▸ **EXERCISE PROMPT**: Transcribe each line of the records below exactly, excluding any embedded images.

▸ **EXERCISE DATA**:
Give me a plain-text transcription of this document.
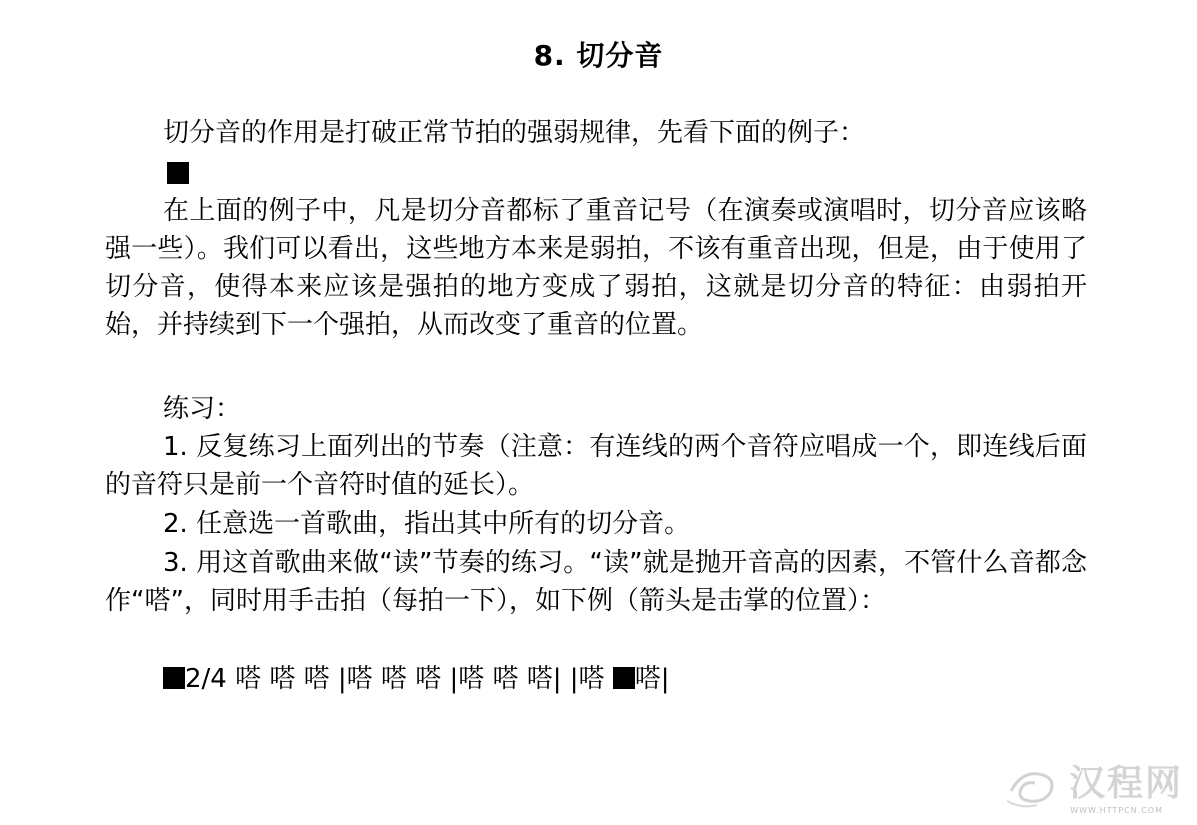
8. 切分音

切分音的作用是打破正常节拍的强弱规律，先看下面的例子：

在上面的例子中，凡是切分音都标了重音记号（在演奏或演唱时，切分音应该略强一些）。我们可以看出，这些地方本来是弱拍，不该有重音出现，但是，由于使用了切分音，使得本来应该是强拍的地方变成了弱拍，这就是切分音的特征：由弱拍开始，并持续到下一个强拍，从而改变了重音的位置。

练习：

1. 反复练习上面列出的节奏（注意：有连线的两个音符应唱成一个，即连线后面的音符只是前一个音符时值的延长）。

2. 任意选一首歌曲，指出其中所有的切分音。

3. 用这首歌曲来做“读”节奏的练习。“读”就是抛开音高的因素，不管什么音都念作“嗒”，同时用手击拍（每拍一下），如下例（箭头是击掌的位置）：

2/4 嗒 嗒 嗒 |嗒 嗒 嗒 |嗒 嗒 嗒| |嗒 嗒|
汉程网
WWW.HTTPCN.COM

▸ **RESPONSE BELOW**:
Give me a plain-text transcription of this document.
8. 切分音

切分音的作用是打破正常节拍的强弱规律，先看下面的例子：

在上面的例子中，凡是切分音都标了重音记号（在演奏或演唱时，切分音应该略强一些）。我们可以看出，这些地方本来是弱拍，不该有重音出现，但是，由于使用了切分音，使得本来应该是强拍的地方变成了弱拍，这就是切分音的特征：由弱拍开始，并持续到下一个强拍，从而改变了重音的位置。

练习：

1. 反复练习上面列出的节奏（注意：有连线的两个音符应唱成一个，即连线后面的音符只是前一个音符时值的延长）。

2. 任意选一首歌曲，指出其中所有的切分音。

3. 用这首歌曲来做“读”节奏的练习。“读”就是抛开音高的因素，不管什么音都念作“嗒”，同时用手击拍（每拍一下），如下例（箭头是击掌的位置）：

2/4 嗒 嗒 嗒 |嗒 嗒 嗒 |嗒 嗒 嗒| |嗒 嗒|
汉程网
WWW.HTTPCN.COM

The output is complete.